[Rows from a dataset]

◆ ◆ ◆ ◆ ◆

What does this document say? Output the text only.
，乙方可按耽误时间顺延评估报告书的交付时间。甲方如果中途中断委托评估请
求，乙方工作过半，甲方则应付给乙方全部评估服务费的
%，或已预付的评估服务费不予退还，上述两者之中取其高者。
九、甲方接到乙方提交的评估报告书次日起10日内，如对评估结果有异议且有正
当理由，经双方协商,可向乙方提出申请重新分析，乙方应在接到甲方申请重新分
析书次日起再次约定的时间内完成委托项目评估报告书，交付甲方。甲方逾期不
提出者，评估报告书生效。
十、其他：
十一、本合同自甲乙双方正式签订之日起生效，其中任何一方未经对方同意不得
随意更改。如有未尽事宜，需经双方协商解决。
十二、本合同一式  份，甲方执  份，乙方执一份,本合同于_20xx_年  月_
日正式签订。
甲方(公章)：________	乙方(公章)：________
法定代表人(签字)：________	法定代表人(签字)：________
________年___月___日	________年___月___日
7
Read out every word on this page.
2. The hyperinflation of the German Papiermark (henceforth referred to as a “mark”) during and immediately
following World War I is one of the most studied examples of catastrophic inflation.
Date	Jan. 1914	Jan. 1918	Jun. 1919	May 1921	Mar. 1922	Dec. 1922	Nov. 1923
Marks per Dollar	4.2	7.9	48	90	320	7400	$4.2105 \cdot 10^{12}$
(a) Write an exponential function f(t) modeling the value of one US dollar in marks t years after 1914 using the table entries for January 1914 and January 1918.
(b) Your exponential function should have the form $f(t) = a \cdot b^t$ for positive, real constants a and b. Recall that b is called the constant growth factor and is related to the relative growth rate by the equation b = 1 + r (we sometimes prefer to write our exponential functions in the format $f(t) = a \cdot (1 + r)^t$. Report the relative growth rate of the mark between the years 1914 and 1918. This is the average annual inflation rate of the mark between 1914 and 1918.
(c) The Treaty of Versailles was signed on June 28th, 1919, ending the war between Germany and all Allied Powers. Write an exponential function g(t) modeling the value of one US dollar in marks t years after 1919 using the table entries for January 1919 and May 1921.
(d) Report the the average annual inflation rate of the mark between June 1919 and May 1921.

◆ ◆ ◆ ◆ ◆

> Your objective:
Exactly reproduce every record.

> Written reply:
What does this document say? Output the text only.
，乙方可按耽误时间顺延评估报告书的交付时间。甲方如果中途中断委托评估请
求，乙方工作过半，甲方则应付给乙方全部评估服务费的
%，或已预付的评估服务费不予退还，上述两者之中取其高者。
九、甲方接到乙方提交的评估报告书次日起10日内，如对评估结果有异议且有正
当理由，经双方协商,可向乙方提出申请重新分析，乙方应在接到甲方申请重新分
析书次日起再次约定的时间内完成委托项目评估报告书，交付甲方。甲方逾期不
提出者，评估报告书生效。
十、其他：
十一、本合同自甲乙双方正式签订之日起生效，其中任何一方未经对方同意不得
随意更改。如有未尽事宜，需经双方协商解决。
十二、本合同一式  份，甲方执  份，乙方执一份,本合同于_20xx_年  月_
日正式签订。
甲方(公章)：________	乙方(公章)：________
法定代表人(签字)：________	法定代表人(签字)：________
________年___月___日	________年___月___日
7
Read out every word on this page.
2. The hyperinflation of the German Papiermark (henceforth referred to as a “mark”) during and immediately
following World War I is one of the most studied examples of catastrophic inflation.
Date	Jan. 1914	Jan. 1918	Jun. 1919	May 1921	Mar. 1922	Dec. 1922	Nov. 1923
Marks per Dollar	4.2	7.9	48	90	320	7400	$4.2105 \cdot 10^{12}$
(a) Write an exponential function f(t) modeling the value of one US dollar in marks t years after 1914 using the table entries for January 1914 and January 1918.
(b) Your exponential function should have the form $f(t) = a \cdot b^t$ for positive, real constants a and b. Recall that b is called the constant growth factor and is related to the relative growth rate by the equation b = 1 + r (we sometimes prefer to write our exponential functions in the format $f(t) = a \cdot (1 + r)^t$. Report the relative growth rate of the mark between the years 1914 and 1918. This is the average annual inflation rate of the mark between 1914 and 1918.
(c) The Treaty of Versailles was signed on June 28th, 1919, ending the war between Germany and all Allied Powers. Write an exponential function g(t) modeling the value of one US dollar in marks t years after 1919 using the table entries for January 1919 and May 1921.
(d) Report the the average annual inflation rate of the mark between June 1919 and May 1921.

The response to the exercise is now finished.